■ PROBLEM DETAILS
For each line below that includes the word "automatisk", make a copy.

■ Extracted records
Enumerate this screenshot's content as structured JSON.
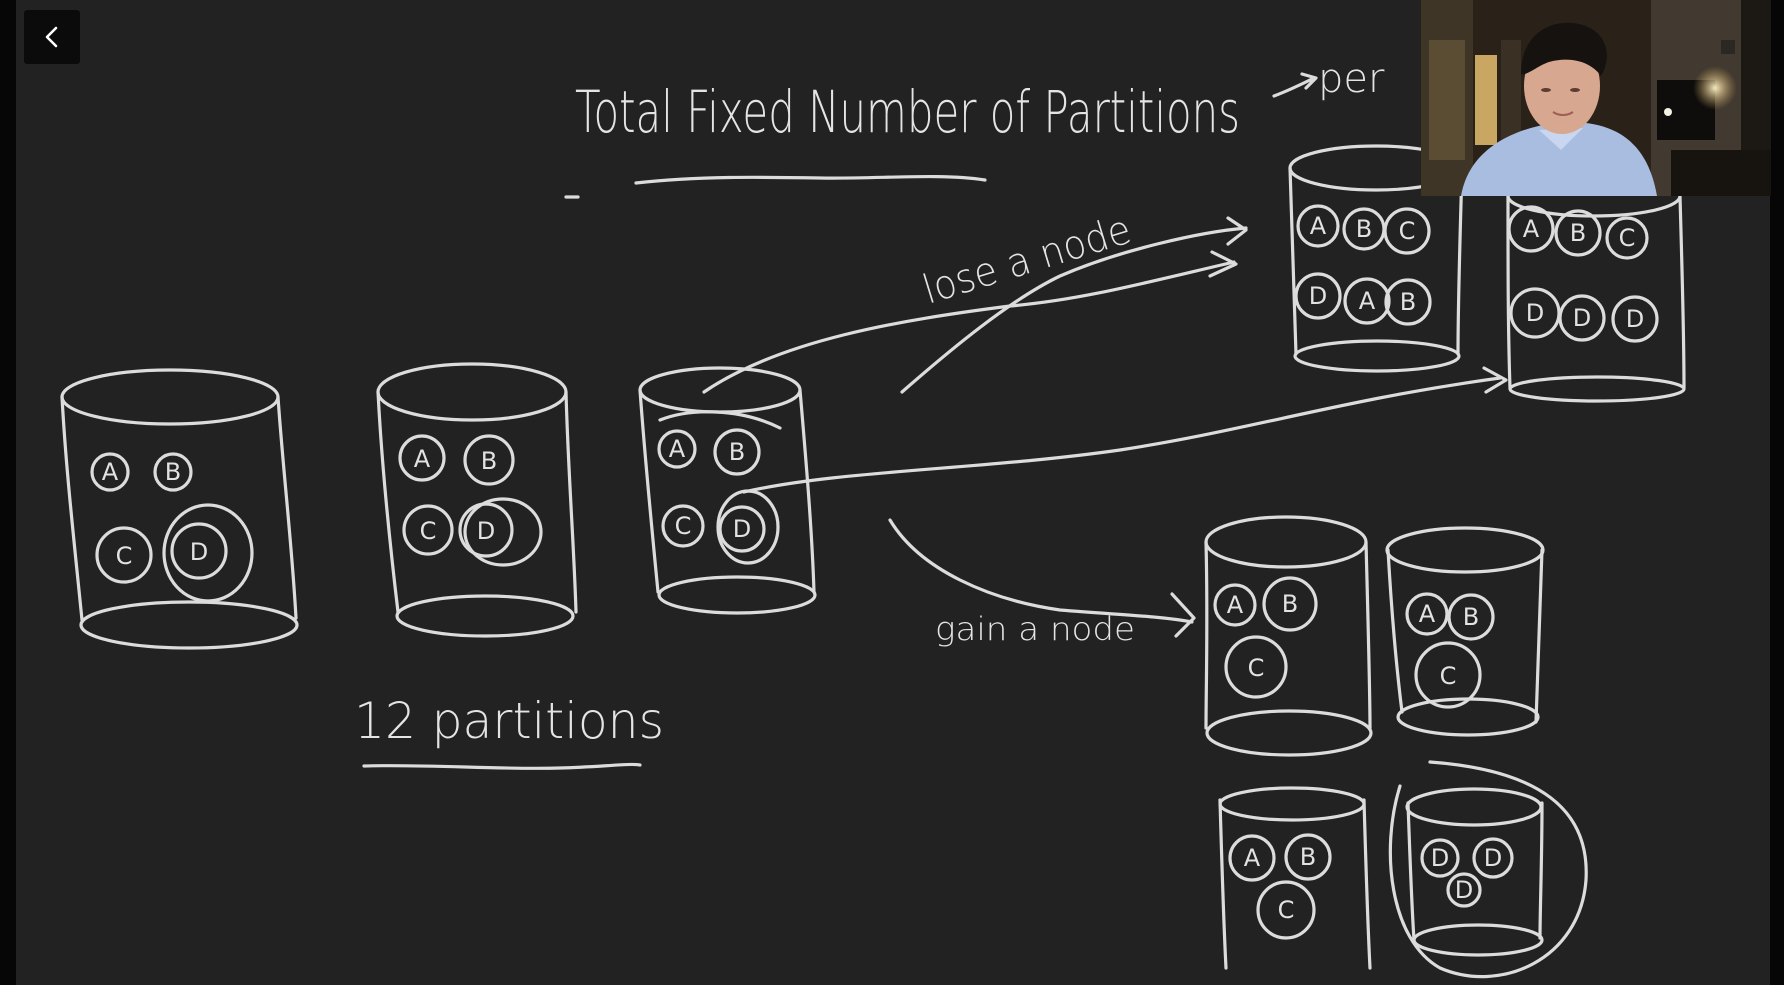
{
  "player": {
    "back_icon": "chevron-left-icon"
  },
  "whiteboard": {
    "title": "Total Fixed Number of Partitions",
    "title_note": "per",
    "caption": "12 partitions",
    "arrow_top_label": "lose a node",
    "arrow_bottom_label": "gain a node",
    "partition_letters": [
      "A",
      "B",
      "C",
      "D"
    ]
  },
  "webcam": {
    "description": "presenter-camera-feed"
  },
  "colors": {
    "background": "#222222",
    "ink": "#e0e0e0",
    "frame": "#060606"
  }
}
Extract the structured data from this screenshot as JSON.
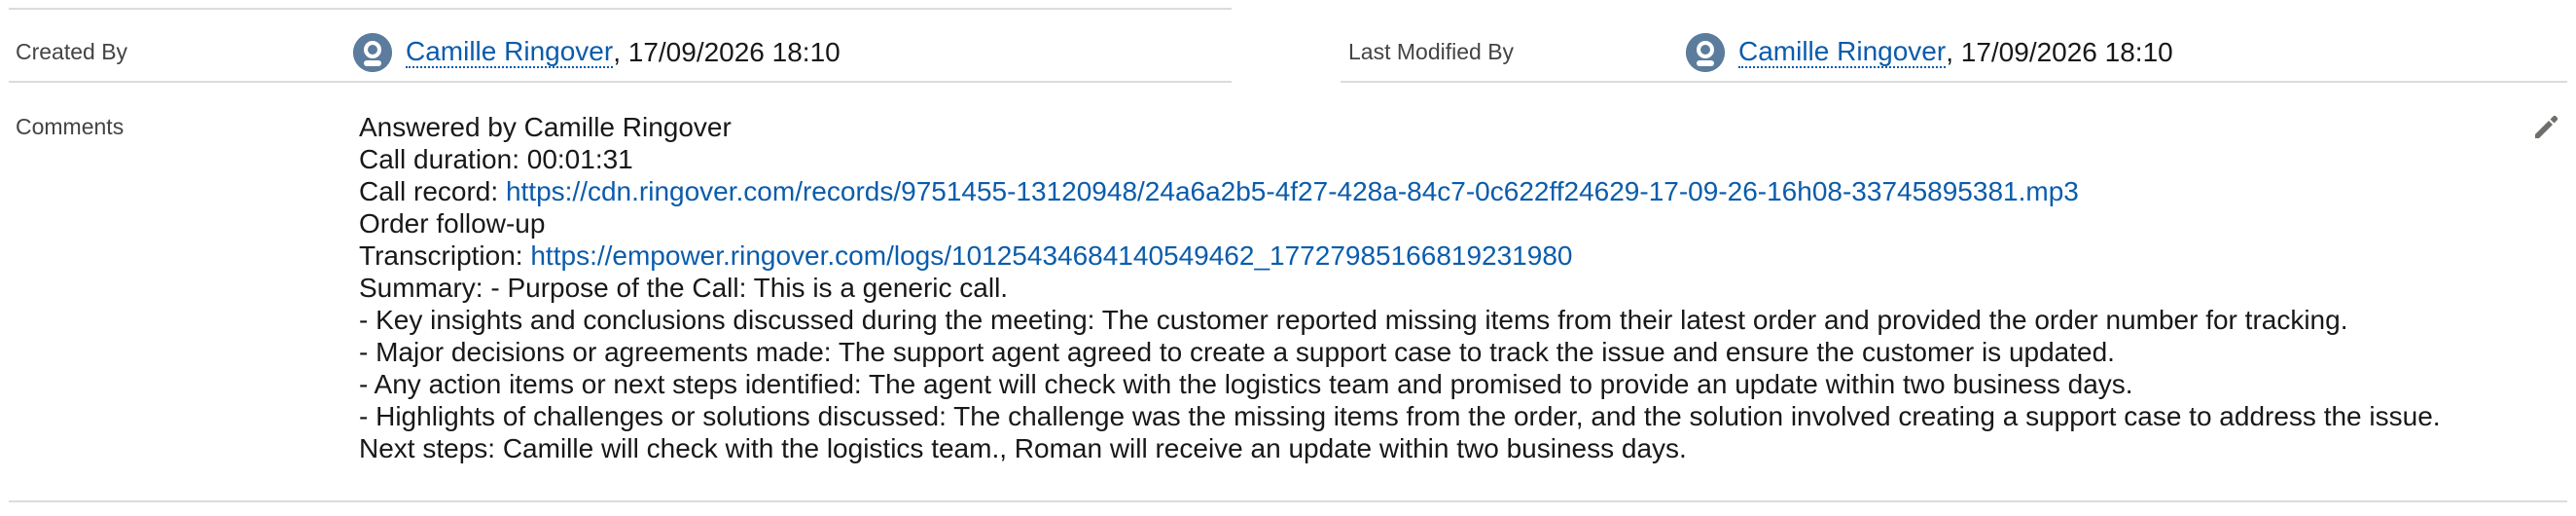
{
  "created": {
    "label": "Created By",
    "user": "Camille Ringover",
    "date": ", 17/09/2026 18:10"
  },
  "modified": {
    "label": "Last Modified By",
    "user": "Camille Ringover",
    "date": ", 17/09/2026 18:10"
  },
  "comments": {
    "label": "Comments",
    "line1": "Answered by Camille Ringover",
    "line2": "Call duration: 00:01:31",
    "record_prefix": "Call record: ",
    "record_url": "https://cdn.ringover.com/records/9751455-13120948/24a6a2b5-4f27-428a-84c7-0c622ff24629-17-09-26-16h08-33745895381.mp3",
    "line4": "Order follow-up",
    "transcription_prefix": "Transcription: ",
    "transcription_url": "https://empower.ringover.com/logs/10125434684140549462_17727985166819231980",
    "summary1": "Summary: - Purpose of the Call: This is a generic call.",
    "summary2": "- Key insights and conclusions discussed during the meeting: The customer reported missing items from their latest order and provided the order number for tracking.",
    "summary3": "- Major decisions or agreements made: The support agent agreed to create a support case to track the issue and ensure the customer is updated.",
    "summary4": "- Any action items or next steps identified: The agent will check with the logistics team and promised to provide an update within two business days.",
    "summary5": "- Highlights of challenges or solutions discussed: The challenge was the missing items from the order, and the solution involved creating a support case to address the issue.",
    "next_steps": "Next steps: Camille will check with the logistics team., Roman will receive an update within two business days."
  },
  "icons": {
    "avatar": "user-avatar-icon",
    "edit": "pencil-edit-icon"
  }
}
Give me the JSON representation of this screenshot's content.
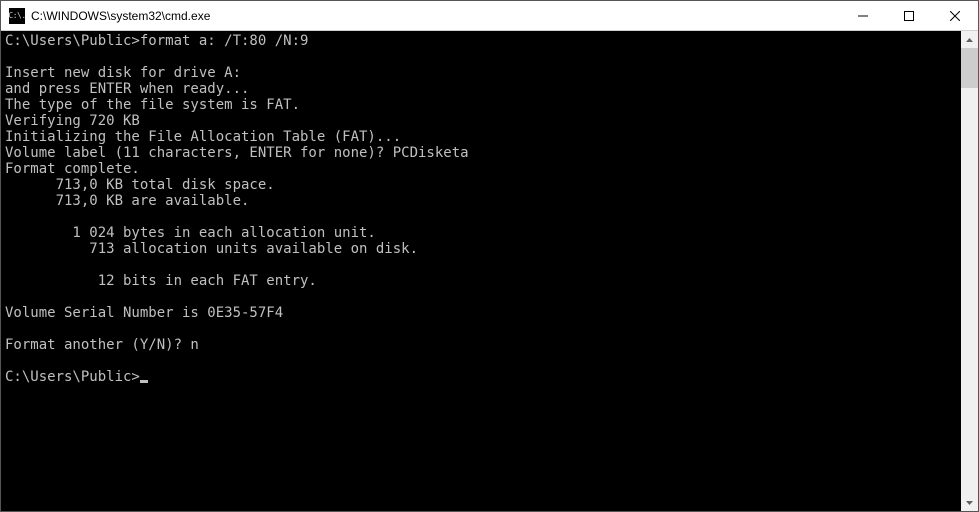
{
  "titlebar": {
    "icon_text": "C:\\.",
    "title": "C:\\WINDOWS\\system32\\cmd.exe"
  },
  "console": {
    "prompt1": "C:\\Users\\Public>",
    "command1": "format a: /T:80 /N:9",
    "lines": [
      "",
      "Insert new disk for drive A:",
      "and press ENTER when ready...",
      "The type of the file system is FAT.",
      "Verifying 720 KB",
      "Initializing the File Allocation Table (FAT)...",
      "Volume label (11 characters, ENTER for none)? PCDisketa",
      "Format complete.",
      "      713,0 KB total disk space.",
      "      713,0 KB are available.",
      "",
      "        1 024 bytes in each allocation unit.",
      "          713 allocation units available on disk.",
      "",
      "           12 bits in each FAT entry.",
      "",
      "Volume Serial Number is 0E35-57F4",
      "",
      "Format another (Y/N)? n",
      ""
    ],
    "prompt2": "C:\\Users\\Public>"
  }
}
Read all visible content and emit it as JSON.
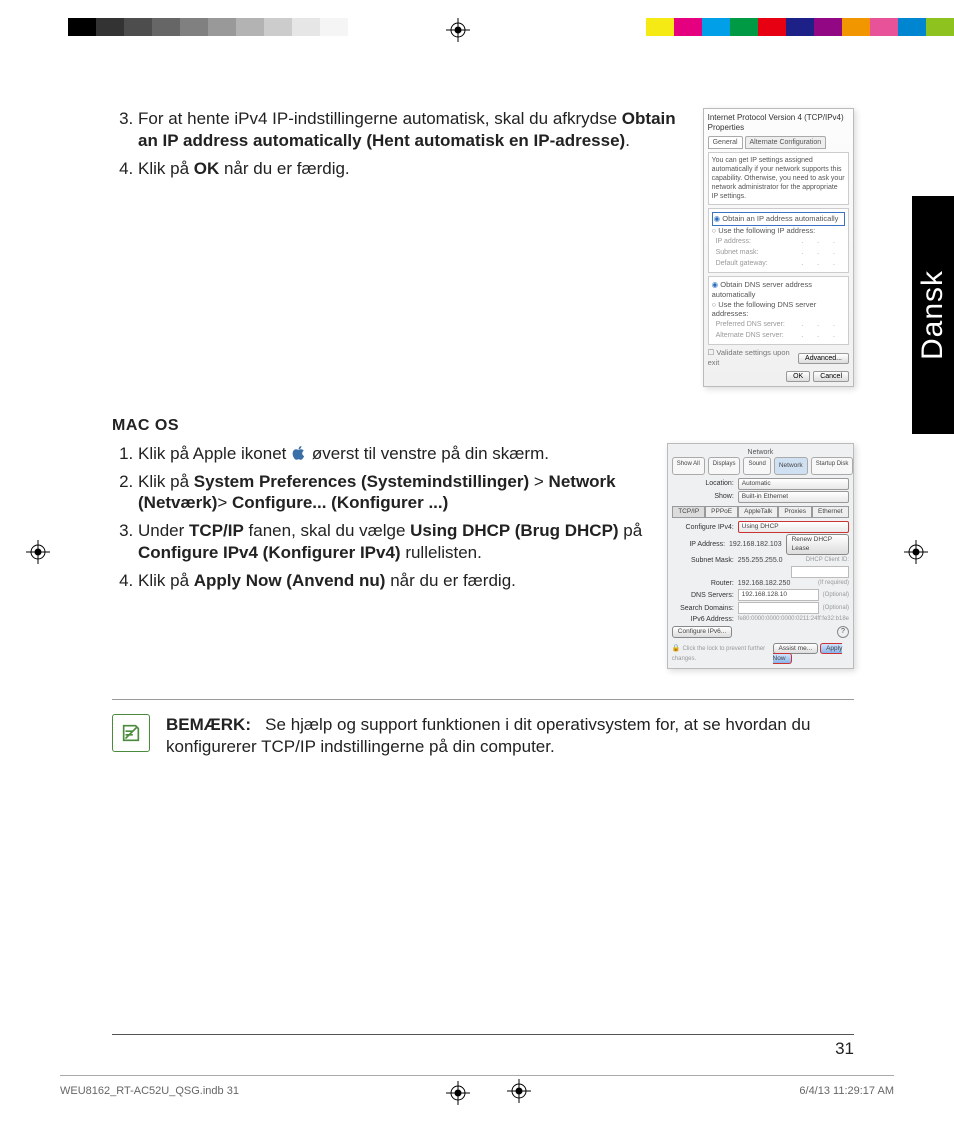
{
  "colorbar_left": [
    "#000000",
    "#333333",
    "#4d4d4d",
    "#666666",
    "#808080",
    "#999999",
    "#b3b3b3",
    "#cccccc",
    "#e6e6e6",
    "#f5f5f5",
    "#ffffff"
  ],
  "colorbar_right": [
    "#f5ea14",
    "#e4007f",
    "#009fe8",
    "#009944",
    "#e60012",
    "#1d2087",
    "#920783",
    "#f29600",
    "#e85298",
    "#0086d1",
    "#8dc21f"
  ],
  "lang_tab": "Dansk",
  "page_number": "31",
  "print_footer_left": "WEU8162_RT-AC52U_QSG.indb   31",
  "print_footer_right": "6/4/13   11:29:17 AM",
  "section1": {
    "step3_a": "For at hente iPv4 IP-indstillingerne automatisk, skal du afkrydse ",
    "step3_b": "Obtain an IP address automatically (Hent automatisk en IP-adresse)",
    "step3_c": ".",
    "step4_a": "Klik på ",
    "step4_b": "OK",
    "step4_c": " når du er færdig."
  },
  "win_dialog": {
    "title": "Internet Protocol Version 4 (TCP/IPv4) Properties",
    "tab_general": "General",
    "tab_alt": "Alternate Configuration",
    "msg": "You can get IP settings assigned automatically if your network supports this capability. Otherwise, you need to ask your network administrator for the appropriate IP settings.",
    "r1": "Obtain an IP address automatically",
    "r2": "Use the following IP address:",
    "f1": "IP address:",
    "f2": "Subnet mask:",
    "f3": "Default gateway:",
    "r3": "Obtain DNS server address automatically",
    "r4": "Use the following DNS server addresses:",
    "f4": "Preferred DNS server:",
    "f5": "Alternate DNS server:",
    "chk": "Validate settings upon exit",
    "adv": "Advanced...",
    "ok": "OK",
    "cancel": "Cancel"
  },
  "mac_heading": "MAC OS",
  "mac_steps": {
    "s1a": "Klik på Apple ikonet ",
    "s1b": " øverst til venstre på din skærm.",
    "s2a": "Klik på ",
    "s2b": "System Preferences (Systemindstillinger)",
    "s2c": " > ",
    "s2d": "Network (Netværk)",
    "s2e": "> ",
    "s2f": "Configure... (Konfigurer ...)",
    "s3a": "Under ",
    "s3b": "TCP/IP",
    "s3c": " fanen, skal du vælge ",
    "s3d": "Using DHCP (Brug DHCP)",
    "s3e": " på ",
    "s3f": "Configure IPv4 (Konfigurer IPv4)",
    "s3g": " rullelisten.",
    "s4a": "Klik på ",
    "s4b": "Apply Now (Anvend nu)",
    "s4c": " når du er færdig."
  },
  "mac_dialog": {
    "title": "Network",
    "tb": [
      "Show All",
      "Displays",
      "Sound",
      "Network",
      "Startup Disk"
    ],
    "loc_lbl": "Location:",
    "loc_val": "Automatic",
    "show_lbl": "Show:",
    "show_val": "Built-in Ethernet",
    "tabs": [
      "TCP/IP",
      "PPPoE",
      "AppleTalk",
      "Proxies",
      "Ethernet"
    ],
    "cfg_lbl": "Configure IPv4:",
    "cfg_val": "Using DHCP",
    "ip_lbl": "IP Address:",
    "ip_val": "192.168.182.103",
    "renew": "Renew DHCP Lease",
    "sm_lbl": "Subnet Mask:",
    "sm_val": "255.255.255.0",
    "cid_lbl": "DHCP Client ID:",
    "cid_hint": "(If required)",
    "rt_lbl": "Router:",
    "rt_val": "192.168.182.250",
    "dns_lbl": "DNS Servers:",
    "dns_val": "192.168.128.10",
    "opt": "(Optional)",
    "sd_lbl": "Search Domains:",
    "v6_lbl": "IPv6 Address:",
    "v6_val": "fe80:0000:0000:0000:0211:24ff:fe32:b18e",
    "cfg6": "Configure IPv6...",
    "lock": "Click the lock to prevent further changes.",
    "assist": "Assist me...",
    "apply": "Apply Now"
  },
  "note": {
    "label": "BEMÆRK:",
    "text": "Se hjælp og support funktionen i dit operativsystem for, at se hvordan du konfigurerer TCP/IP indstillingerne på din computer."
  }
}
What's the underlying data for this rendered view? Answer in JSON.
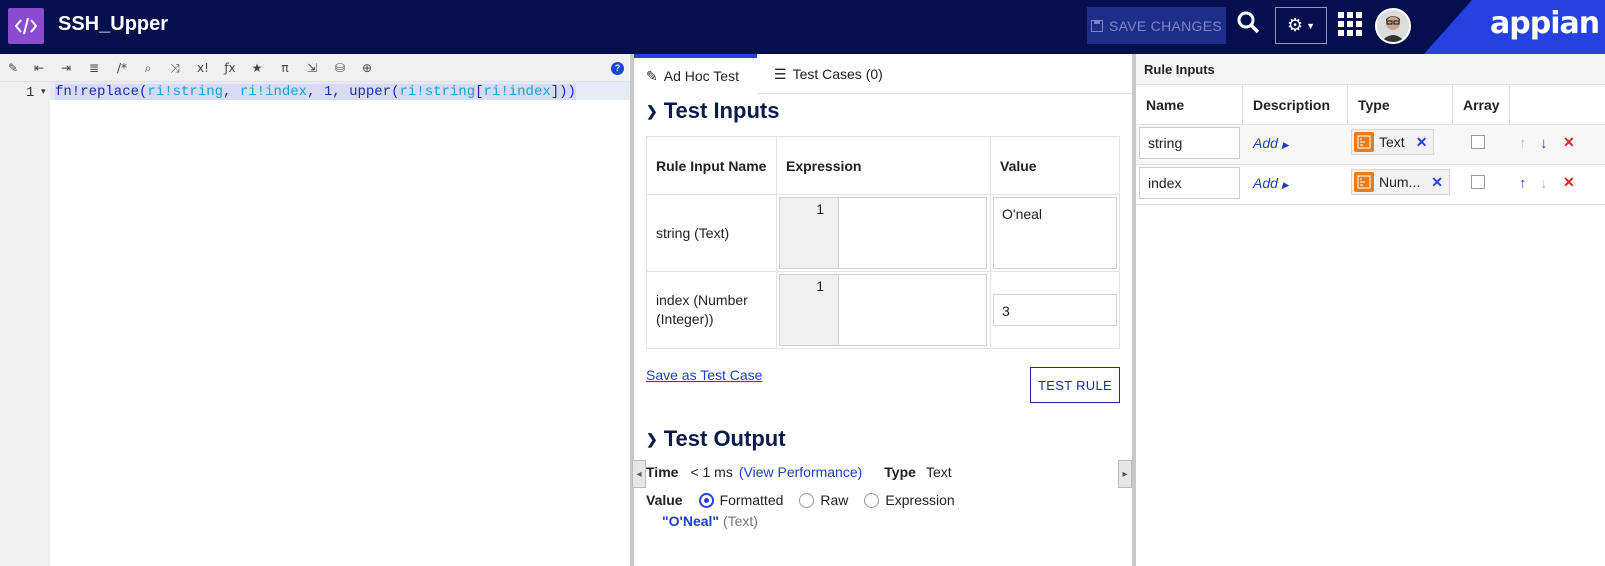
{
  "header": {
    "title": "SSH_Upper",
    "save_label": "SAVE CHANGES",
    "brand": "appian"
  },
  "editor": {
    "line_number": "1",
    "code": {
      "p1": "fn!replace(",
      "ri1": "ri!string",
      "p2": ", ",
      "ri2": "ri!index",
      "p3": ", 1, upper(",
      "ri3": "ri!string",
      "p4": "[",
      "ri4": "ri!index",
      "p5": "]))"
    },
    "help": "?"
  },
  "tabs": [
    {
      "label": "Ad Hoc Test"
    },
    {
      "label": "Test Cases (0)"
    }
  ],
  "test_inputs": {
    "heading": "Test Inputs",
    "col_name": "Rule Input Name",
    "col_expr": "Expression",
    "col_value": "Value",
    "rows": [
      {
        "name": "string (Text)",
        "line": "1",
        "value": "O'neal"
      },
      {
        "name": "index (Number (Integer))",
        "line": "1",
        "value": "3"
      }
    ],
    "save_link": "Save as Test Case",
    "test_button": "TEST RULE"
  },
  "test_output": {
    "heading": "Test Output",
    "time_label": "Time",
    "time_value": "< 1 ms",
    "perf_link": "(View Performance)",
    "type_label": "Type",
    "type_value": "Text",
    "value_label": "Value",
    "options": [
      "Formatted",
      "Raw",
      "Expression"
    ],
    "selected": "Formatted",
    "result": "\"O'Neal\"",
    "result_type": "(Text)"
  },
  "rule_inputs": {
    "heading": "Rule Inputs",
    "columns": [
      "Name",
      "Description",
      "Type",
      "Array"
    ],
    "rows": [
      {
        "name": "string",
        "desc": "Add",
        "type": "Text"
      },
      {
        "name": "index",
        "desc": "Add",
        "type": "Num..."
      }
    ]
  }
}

■ FULL ANSWER
    "step3_a": "For at hente iPv4 IP-indstillingerne automatisk, skal du afkrydse ",
    "step3_b": "Obtain an IP address automatically (Hent automatisk en IP-adresse)",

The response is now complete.